▶ _What you have to do_:
Collect each line containing "folder".

┌────────

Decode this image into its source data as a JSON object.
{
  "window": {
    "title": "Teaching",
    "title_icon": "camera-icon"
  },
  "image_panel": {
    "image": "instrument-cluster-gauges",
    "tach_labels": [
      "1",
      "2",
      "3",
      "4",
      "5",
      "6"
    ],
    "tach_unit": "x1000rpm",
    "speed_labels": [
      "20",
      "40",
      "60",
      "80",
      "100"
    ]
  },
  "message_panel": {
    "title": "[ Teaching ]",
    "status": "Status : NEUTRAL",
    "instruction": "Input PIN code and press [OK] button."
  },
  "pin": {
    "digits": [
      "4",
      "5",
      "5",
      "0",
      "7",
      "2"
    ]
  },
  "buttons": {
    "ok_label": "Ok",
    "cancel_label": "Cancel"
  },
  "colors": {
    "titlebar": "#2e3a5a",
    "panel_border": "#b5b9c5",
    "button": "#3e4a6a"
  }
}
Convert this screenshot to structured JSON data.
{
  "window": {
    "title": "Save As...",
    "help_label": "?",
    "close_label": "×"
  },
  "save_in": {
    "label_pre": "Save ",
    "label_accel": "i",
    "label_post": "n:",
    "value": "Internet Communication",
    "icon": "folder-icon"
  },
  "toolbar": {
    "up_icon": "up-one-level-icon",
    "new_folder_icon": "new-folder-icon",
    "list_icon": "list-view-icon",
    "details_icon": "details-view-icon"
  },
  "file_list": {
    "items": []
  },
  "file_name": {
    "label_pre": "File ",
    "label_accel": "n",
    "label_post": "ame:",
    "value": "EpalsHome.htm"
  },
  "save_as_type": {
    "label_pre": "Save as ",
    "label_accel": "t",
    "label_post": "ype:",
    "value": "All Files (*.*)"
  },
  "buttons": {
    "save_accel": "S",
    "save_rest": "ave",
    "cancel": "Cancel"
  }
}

└────────

▶ _Task response_:
    "icon": "folder-icon"
    "new_folder_icon": "new-folder-icon",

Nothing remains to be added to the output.